[start of Available records]

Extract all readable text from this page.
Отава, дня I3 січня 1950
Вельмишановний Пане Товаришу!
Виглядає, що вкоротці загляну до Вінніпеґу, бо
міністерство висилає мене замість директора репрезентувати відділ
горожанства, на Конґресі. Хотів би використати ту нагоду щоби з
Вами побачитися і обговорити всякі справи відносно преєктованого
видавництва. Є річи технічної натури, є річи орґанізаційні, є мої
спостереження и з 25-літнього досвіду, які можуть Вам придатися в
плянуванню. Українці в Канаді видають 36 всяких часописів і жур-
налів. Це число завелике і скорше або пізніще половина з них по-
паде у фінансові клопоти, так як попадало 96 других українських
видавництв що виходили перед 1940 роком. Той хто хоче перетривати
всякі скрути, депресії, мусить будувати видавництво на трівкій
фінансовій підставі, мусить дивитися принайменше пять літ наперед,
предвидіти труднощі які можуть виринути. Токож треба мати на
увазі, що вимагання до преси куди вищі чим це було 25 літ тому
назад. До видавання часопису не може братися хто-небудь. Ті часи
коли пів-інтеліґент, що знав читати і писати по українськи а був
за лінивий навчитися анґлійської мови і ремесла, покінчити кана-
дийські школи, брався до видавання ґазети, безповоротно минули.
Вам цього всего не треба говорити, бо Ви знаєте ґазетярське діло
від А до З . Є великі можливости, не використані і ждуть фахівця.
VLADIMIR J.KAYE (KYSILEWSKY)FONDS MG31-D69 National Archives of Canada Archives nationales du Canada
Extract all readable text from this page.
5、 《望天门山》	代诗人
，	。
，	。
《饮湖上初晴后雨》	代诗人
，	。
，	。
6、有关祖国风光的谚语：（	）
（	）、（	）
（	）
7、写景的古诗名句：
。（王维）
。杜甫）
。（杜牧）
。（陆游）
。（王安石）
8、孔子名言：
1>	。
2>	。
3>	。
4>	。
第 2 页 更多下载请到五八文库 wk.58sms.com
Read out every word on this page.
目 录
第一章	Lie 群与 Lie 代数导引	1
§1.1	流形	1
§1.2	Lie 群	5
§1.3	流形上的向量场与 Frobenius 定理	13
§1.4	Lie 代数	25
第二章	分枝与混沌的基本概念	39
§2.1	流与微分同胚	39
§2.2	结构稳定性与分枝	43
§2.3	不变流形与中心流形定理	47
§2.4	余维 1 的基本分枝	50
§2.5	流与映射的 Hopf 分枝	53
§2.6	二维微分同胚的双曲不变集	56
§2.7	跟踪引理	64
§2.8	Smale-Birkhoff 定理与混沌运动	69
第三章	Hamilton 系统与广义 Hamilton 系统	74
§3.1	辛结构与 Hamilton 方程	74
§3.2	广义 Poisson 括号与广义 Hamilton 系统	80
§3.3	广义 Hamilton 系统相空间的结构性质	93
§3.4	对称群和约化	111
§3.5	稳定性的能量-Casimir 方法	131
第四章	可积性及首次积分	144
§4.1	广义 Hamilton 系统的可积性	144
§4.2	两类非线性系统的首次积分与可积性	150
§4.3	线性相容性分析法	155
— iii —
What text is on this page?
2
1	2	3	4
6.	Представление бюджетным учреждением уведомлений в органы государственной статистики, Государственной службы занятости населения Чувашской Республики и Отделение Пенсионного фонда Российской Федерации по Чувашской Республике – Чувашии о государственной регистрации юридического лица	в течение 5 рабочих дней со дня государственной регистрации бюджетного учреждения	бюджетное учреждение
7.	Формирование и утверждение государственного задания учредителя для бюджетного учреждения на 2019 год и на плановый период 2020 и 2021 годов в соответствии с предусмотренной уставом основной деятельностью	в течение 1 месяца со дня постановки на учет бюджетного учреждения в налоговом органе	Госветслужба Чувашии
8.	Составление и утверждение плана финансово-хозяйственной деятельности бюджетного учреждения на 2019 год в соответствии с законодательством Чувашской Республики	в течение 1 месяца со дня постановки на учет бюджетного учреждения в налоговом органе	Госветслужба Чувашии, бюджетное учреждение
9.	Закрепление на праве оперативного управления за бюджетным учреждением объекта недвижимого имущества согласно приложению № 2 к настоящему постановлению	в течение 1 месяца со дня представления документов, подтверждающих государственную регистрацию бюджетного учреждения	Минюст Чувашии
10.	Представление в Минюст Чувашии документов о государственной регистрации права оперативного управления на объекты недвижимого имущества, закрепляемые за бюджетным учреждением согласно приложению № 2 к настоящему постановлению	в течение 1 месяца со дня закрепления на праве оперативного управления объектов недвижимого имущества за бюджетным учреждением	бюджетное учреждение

[end of Available records]

The request: Find all lines with "Госветслужба" in them and copy each one.

Solution below:
7.	Формирование и утверждение государственного задания учредителя для бюджетного учреждения на 2019 год и на плановый период 2020 и 2021 годов в соответствии с предусмотренной уставом основной деятельностью	в течение 1 месяца со дня постановки на учет бюджетного учреждения в налоговом органе	Госветслужба Чувашии
8.	Составление и утверждение плана финансово-хозяйственной деятельности бюджетного учреждения на 2019 год в соответствии с законодательством Чувашской Республики	в течение 1 месяца со дня постановки на учет бюджетного учреждения в налоговом органе	Госветслужба Чувашии, бюджетное учреждение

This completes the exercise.